**Work required:** Go through the lines below. Copy those with "between".

**Extracted entries:**
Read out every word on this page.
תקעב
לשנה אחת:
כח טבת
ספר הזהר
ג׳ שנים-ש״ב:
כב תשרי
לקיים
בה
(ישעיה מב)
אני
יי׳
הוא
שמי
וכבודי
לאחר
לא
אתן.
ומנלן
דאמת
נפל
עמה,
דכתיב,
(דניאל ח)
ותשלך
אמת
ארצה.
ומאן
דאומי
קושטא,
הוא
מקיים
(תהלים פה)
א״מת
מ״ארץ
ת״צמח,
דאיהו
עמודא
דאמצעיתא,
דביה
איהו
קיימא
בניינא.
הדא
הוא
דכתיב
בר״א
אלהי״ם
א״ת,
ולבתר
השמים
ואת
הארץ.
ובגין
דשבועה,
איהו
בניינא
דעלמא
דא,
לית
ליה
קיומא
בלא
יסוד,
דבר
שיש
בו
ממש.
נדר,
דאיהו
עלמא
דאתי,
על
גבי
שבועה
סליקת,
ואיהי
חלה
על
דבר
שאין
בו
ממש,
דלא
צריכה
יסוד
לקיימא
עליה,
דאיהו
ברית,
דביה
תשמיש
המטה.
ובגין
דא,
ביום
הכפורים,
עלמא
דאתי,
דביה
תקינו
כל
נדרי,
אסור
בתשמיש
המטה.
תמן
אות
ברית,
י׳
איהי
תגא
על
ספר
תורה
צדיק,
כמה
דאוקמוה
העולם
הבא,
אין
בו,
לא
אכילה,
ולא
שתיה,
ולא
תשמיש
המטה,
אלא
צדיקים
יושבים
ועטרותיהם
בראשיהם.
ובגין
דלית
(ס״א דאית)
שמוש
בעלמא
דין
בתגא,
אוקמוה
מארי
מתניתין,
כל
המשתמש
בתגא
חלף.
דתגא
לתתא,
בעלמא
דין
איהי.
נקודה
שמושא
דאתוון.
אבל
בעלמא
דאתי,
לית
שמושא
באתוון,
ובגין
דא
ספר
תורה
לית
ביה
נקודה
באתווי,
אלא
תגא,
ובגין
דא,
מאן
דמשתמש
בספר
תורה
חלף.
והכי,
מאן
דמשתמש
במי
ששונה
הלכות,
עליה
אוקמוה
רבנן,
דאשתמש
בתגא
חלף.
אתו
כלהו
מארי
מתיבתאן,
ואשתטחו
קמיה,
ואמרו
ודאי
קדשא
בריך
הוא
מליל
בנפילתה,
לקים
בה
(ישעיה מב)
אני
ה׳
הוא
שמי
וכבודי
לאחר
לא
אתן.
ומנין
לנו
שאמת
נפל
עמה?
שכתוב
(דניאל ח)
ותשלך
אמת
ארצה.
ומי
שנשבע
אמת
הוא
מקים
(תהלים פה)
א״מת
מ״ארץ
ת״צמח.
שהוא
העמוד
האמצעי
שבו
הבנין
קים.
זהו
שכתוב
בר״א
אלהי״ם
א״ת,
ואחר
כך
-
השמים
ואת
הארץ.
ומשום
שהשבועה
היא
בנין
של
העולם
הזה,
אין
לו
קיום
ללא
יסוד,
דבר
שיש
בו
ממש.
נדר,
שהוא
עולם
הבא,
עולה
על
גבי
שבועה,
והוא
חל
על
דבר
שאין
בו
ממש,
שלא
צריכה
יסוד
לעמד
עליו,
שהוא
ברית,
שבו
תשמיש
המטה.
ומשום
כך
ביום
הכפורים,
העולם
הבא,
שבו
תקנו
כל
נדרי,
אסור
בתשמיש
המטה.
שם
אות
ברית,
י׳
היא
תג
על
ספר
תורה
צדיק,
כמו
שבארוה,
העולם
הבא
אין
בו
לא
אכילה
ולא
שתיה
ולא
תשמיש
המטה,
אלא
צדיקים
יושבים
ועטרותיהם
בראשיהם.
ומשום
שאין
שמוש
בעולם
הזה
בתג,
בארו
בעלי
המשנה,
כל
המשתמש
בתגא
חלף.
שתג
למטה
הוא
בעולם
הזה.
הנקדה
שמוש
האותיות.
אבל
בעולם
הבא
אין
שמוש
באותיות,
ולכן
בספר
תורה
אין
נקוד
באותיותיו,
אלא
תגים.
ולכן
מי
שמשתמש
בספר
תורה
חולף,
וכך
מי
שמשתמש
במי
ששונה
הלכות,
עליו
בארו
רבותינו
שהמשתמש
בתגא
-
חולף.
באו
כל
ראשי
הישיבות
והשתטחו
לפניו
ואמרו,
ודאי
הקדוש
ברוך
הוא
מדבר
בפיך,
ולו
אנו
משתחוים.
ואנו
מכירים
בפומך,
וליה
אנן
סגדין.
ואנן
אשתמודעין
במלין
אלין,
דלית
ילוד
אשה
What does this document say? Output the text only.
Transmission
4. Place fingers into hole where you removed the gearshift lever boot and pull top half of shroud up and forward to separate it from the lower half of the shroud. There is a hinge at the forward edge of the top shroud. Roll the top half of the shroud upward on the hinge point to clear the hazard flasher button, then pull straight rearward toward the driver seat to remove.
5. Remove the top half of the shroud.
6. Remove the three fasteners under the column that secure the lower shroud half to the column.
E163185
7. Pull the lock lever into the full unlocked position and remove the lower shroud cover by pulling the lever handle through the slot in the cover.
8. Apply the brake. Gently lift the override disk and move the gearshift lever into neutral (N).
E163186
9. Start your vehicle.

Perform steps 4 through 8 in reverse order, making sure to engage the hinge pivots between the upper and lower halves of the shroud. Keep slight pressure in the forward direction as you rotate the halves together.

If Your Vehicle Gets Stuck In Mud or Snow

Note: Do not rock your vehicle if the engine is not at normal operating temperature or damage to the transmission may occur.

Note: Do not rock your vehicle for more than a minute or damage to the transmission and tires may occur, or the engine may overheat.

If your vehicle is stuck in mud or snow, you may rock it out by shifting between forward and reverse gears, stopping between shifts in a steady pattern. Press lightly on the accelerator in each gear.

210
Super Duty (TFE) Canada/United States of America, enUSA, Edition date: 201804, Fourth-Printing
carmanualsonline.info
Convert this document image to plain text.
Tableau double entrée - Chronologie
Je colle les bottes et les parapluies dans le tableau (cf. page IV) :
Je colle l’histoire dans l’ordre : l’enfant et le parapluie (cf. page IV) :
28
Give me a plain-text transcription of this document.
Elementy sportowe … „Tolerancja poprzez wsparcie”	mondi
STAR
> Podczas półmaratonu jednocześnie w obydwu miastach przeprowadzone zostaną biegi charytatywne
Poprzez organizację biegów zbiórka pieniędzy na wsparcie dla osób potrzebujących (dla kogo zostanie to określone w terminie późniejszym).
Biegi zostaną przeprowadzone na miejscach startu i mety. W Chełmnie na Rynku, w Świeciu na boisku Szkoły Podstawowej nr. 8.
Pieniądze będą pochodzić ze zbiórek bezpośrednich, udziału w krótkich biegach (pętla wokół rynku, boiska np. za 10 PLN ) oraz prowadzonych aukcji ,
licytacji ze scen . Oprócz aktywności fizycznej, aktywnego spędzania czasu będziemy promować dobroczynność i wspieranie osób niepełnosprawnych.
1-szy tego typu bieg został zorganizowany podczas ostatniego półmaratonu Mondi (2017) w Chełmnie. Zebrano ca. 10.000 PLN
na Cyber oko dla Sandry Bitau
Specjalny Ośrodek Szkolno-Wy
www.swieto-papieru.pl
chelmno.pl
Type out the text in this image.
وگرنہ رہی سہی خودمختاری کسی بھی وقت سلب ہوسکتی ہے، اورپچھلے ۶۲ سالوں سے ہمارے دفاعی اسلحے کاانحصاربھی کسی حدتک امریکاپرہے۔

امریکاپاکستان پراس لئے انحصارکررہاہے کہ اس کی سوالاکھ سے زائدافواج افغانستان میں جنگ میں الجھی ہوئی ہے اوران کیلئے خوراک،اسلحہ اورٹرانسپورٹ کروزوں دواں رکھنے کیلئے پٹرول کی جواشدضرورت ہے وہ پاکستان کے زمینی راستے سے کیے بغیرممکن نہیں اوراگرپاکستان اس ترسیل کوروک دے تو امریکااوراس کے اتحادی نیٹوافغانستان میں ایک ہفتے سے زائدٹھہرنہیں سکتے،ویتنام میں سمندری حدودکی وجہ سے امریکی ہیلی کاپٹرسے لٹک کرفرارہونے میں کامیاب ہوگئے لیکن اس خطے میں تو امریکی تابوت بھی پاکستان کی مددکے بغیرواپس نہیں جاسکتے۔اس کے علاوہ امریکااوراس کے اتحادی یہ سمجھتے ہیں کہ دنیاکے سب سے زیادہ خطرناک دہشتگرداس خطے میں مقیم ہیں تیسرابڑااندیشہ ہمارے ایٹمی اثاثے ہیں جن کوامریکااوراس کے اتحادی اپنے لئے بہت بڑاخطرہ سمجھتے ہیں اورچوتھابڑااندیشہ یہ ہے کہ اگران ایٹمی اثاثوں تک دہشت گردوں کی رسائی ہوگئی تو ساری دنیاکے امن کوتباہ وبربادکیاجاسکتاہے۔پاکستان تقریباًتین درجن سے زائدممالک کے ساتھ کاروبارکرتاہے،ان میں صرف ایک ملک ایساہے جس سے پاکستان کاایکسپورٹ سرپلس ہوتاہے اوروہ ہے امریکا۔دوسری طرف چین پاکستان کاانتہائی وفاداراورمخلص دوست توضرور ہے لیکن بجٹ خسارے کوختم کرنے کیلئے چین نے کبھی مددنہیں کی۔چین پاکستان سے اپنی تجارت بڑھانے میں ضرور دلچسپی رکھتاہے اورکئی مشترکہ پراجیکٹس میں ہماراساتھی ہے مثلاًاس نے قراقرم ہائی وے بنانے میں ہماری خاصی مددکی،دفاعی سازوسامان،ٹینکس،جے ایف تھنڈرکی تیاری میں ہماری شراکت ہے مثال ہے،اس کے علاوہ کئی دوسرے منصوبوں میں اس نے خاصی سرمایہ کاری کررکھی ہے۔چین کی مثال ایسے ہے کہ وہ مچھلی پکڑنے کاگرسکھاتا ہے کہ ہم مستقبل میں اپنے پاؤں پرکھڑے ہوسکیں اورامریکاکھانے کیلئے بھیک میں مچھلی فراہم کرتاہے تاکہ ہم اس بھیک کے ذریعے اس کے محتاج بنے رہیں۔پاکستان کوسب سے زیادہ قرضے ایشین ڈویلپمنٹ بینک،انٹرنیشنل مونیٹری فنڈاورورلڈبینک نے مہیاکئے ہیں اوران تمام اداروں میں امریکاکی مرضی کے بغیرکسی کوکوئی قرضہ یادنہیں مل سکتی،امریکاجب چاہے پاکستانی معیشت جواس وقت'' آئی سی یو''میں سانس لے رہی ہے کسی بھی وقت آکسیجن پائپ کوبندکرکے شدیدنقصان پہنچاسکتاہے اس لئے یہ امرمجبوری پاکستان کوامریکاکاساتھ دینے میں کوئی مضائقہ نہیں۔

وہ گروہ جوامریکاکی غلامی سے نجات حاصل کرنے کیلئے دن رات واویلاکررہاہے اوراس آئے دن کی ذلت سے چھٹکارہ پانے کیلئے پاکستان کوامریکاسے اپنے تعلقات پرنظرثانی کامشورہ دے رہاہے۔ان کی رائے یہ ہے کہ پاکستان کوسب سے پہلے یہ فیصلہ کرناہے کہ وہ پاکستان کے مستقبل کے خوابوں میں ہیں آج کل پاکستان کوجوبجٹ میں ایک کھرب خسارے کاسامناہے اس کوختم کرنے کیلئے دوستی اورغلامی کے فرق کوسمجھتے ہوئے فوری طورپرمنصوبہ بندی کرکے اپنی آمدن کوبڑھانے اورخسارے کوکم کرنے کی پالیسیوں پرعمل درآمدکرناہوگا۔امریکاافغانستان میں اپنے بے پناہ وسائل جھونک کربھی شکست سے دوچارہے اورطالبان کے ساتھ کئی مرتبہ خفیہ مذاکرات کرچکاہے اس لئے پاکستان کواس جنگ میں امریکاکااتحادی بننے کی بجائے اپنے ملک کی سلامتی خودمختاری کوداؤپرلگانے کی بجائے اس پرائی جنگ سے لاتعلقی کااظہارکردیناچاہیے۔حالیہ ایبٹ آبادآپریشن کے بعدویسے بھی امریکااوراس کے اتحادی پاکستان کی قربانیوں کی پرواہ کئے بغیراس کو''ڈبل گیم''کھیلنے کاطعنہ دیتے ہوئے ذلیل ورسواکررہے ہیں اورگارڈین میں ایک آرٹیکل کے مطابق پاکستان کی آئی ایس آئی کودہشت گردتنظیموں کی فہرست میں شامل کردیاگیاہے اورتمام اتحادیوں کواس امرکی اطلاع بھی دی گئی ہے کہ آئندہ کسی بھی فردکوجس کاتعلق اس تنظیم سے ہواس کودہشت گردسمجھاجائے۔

**Result of this task:**
Perform steps 4 through 8 in reverse order, making sure to engage the hinge pivots between the upper and lower halves of the shroud. Keep slight pressure in the forward direction as you rotate the halves together.
If your vehicle is stuck in mud or snow, you may rock it out by shifting between forward and reverse gears, stopping between shifts in a steady pattern. Press lightly on the accelerator in each gear.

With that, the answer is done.